◆ Directive: An exact copy of the records is required, minus the pictures they hold.

------ Data provided ------

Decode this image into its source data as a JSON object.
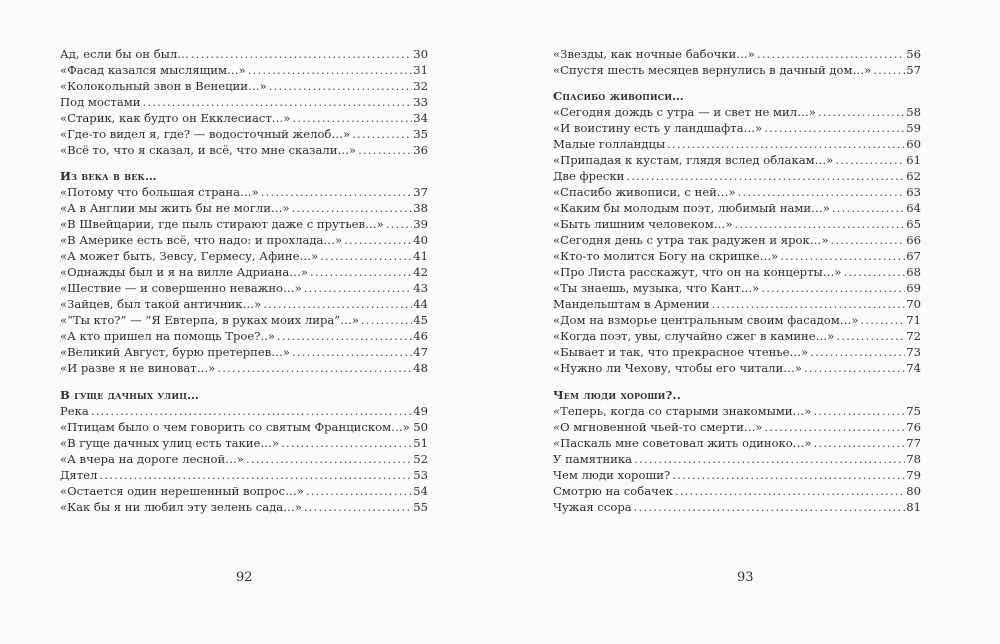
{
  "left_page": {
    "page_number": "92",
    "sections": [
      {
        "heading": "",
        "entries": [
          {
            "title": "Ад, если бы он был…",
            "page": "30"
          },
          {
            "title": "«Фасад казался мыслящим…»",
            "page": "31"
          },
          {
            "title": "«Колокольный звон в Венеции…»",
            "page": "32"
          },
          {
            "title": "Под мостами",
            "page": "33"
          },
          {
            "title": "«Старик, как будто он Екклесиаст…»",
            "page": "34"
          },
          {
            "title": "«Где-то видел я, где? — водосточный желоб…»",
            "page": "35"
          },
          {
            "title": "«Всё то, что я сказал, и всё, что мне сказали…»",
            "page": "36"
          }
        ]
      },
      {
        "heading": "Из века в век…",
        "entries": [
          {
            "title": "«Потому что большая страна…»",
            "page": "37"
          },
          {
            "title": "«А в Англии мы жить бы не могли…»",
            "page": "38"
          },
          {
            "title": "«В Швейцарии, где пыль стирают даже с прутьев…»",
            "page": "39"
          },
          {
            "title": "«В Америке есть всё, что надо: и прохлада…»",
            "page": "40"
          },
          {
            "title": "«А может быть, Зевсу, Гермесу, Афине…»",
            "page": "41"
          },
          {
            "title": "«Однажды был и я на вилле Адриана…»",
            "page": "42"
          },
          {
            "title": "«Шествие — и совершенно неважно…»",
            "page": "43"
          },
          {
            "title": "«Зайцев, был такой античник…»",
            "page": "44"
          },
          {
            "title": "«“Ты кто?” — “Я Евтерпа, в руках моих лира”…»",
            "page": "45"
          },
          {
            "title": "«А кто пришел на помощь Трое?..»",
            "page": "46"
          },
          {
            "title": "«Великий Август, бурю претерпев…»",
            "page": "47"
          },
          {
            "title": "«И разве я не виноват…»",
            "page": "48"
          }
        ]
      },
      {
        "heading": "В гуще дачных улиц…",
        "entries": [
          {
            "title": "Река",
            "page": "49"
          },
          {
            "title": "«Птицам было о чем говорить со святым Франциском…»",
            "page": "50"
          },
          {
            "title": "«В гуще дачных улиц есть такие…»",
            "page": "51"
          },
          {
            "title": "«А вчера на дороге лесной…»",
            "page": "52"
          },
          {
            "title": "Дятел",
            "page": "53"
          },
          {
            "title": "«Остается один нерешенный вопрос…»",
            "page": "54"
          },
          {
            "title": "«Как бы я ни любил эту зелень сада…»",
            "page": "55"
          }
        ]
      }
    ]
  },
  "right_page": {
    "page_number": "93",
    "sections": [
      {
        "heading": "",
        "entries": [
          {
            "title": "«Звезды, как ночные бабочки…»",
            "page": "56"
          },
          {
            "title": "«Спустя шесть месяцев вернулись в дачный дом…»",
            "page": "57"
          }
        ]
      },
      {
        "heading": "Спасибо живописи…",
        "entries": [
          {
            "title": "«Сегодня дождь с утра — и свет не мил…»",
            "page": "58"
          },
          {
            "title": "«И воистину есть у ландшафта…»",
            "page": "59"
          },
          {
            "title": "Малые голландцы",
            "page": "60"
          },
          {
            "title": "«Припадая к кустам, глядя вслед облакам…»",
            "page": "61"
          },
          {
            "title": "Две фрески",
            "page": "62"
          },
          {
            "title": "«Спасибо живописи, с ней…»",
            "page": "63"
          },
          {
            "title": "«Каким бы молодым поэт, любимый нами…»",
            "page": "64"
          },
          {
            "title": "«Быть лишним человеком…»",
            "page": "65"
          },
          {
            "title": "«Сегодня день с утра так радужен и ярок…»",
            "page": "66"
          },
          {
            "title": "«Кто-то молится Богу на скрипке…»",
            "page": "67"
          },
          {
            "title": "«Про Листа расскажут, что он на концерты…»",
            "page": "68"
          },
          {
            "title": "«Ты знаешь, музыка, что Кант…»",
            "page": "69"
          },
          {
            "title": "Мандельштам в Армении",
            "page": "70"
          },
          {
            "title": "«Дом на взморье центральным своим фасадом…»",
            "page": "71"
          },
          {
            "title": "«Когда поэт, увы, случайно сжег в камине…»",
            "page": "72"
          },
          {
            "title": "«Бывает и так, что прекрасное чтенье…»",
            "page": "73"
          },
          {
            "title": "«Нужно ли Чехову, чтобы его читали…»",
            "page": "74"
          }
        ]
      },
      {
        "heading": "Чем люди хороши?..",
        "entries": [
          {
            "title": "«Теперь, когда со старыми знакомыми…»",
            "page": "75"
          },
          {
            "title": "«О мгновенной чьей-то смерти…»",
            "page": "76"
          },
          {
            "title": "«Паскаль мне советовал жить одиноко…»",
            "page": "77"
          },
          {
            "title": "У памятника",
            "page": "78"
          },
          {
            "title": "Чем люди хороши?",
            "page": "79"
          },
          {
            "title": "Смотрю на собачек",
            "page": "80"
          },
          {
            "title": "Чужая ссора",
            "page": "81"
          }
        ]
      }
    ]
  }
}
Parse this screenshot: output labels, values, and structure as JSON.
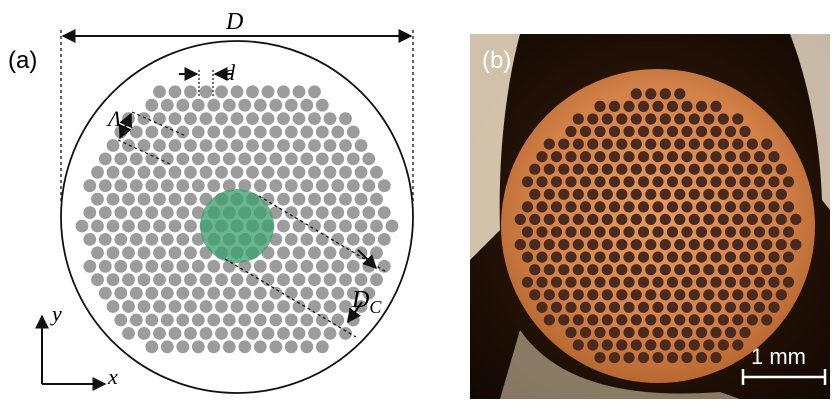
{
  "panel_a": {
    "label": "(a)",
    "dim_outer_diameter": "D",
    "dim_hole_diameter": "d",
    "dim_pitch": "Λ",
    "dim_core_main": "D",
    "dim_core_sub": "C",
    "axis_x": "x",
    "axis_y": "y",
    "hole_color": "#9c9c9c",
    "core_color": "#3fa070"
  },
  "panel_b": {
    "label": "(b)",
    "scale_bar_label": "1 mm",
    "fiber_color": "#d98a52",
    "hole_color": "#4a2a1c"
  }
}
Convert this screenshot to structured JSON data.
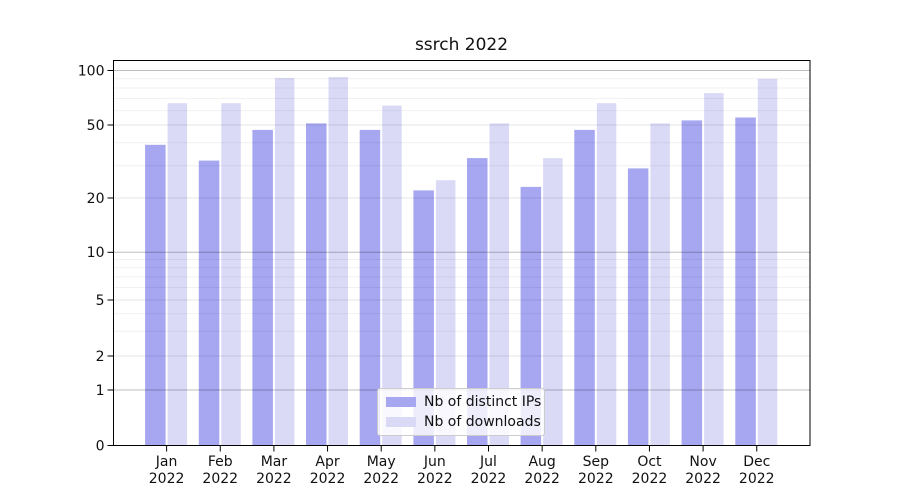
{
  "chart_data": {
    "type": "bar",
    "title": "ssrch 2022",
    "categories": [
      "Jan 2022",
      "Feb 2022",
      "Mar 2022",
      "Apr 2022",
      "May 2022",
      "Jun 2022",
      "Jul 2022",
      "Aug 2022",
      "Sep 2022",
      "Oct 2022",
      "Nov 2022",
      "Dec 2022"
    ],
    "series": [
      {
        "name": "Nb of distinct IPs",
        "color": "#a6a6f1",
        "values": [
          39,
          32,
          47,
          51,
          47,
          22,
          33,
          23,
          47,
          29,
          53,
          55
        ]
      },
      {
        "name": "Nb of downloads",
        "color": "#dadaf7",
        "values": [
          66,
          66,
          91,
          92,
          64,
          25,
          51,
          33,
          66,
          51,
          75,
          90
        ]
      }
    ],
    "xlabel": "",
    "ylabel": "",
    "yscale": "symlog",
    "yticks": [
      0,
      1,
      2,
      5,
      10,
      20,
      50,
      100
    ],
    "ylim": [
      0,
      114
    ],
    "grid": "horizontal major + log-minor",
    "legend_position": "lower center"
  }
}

------

◆ Output of the exercise:
Decode this image into its source data as a JSON object.
{
  "left_page": {
    "page_number": "92",
    "sections": [
      {
        "heading": "",
        "entries": [
          {
            "title": "Ад, если бы он был…",
            "page": "30"
          },
          {
            "title": "«Фасад казался мыслящим…»",
            "page": "31"
          },
          {
            "title": "«Колокольный звон в Венеции…»",
            "page": "32"
          },
          {
            "title": "Под мостами",
            "page": "33"
          },
          {
            "title": "«Старик, как будто он Екклесиаст…»",
            "page": "34"
          },
          {
            "title": "«Где-то видел я, где? — водосточный желоб…»",
            "page": "35"
          },
          {
            "title": "«Всё то, что я сказал, и всё, что мне сказали…»",
            "page": "36"
          }
        ]
      },
      {
        "heading": "Из века в век…",
        "entries": [
          {
            "title": "«Потому что большая страна…»",
            "page": "37"
          },
          {
            "title": "«А в Англии мы жить бы не могли…»",
            "page": "38"
          },
          {
            "title": "«В Швейцарии, где пыль стирают даже с прутьев…»",
            "page": "39"
          },
          {
            "title": "«В Америке есть всё, что надо: и прохлада…»",
            "page": "40"
          },
          {
            "title": "«А может быть, Зевсу, Гермесу, Афине…»",
            "page": "41"
          },
          {
            "title": "«Однажды был и я на вилле Адриана…»",
            "page": "42"
          },
          {
            "title": "«Шествие — и совершенно неважно…»",
            "page": "43"
          },
          {
            "title": "«Зайцев, был такой античник…»",
            "page": "44"
          },
          {
            "title": "«“Ты кто?” — “Я Евтерпа, в руках моих лира”…»",
            "page": "45"
          },
          {
            "title": "«А кто пришел на помощь Трое?..»",
            "page": "46"
          },
          {
            "title": "«Великий Август, бурю претерпев…»",
            "page": "47"
          },
          {
            "title": "«И разве я не виноват…»",
            "page": "48"
          }
        ]
      },
      {
        "heading": "В гуще дачных улиц…",
        "entries": [
          {
            "title": "Река",
            "page": "49"
          },
          {
            "title": "«Птицам было о чем говорить со святым Франциском…»",
            "page": "50"
          },
          {
            "title": "«В гуще дачных улиц есть такие…»",
            "page": "51"
          },
          {
            "title": "«А вчера на дороге лесной…»",
            "page": "52"
          },
          {
            "title": "Дятел",
            "page": "53"
          },
          {
            "title": "«Остается один нерешенный вопрос…»",
            "page": "54"
          },
          {
            "title": "«Как бы я ни любил эту зелень сада…»",
            "page": "55"
          }
        ]
      }
    ]
  },
  "right_page": {
    "page_number": "93",
    "sections": [
      {
        "heading": "",
        "entries": [
          {
            "title": "«Звезды, как ночные бабочки…»",
            "page": "56"
          },
          {
            "title": "«Спустя шесть месяцев вернулись в дачный дом…»",
            "page": "57"
          }
        ]
      },
      {
        "heading": "Спасибо живописи…",
        "entries": [
          {
            "title": "«Сегодня дождь с утра — и свет не мил…»",
            "page": "58"
          },
          {
            "title": "«И воистину есть у ландшафта…»",
            "page": "59"
          },
          {
            "title": "Малые голландцы",
            "page": "60"
          },
          {
            "title": "«Припадая к кустам, глядя вслед облакам…»",
            "page": "61"
          },
          {
            "title": "Две фрески",
            "page": "62"
          },
          {
            "title": "«Спасибо живописи, с ней…»",
            "page": "63"
          },
          {
            "title": "«Каким бы молодым поэт, любимый нами…»",
            "page": "64"
          },
          {
            "title": "«Быть лишним человеком…»",
            "page": "65"
          },
          {
            "title": "«Сегодня день с утра так радужен и ярок…»",
            "page": "66"
          },
          {
            "title": "«Кто-то молится Богу на скрипке…»",
            "page": "67"
          },
          {
            "title": "«Про Листа расскажут, что он на концерты…»",
            "page": "68"
          },
          {
            "title": "«Ты знаешь, музыка, что Кант…»",
            "page": "69"
          },
          {
            "title": "Мандельштам в Армении",
            "page": "70"
          },
          {
            "title": "«Дом на взморье центральным своим фасадом…»",
            "page": "71"
          },
          {
            "title": "«Когда поэт, увы, случайно сжег в камине…»",
            "page": "72"
          },
          {
            "title": "«Бывает и так, что прекрасное чтенье…»",
            "page": "73"
          },
          {
            "title": "«Нужно ли Чехову, чтобы его читали…»",
            "page": "74"
          }
        ]
      },
      {
        "heading": "Чем люди хороши?..",
        "entries": [
          {
            "title": "«Теперь, когда со старыми знакомыми…»",
            "page": "75"
          },
          {
            "title": "«О мгновенной чьей-то смерти…»",
            "page": "76"
          },
          {
            "title": "«Паскаль мне советовал жить одиноко…»",
            "page": "77"
          },
          {
            "title": "У памятника",
            "page": "78"
          },
          {
            "title": "Чем люди хороши?",
            "page": "79"
          },
          {
            "title": "Смотрю на собачек",
            "page": "80"
          },
          {
            "title": "Чужая ссора",
            "page": "81"
          }
        ]
      }
    ]
  }
}
Parse this screenshot: output labels, values, and structure as JSON.
{
  "panel_a": {
    "label": "(a)",
    "dim_outer_diameter": "D",
    "dim_hole_diameter": "d",
    "dim_pitch": "Λ",
    "dim_core_main": "D",
    "dim_core_sub": "C",
    "axis_x": "x",
    "axis_y": "y",
    "hole_color": "#9c9c9c",
    "core_color": "#3fa070"
  },
  "panel_b": {
    "label": "(b)",
    "scale_bar_label": "1 mm",
    "fiber_color": "#d98a52",
    "hole_color": "#4a2a1c"
  }
}
Convert this screenshot to structured JSON data.
{
  "chart_data": {
    "type": "bar",
    "title": "ssrch 2022",
    "categories": [
      "Jan 2022",
      "Feb 2022",
      "Mar 2022",
      "Apr 2022",
      "May 2022",
      "Jun 2022",
      "Jul 2022",
      "Aug 2022",
      "Sep 2022",
      "Oct 2022",
      "Nov 2022",
      "Dec 2022"
    ],
    "series": [
      {
        "name": "Nb of distinct IPs",
        "color": "#a6a6f1",
        "values": [
          39,
          32,
          47,
          51,
          47,
          22,
          33,
          23,
          47,
          29,
          53,
          55
        ]
      },
      {
        "name": "Nb of downloads",
        "color": "#dadaf7",
        "values": [
          66,
          66,
          91,
          92,
          64,
          25,
          51,
          33,
          66,
          51,
          75,
          90
        ]
      }
    ],
    "xlabel": "",
    "ylabel": "",
    "yscale": "symlog",
    "yticks": [
      0,
      1,
      2,
      5,
      10,
      20,
      50,
      100
    ],
    "ylim": [
      0,
      114
    ],
    "grid": "horizontal major + log-minor",
    "legend_position": "lower center"
  }
}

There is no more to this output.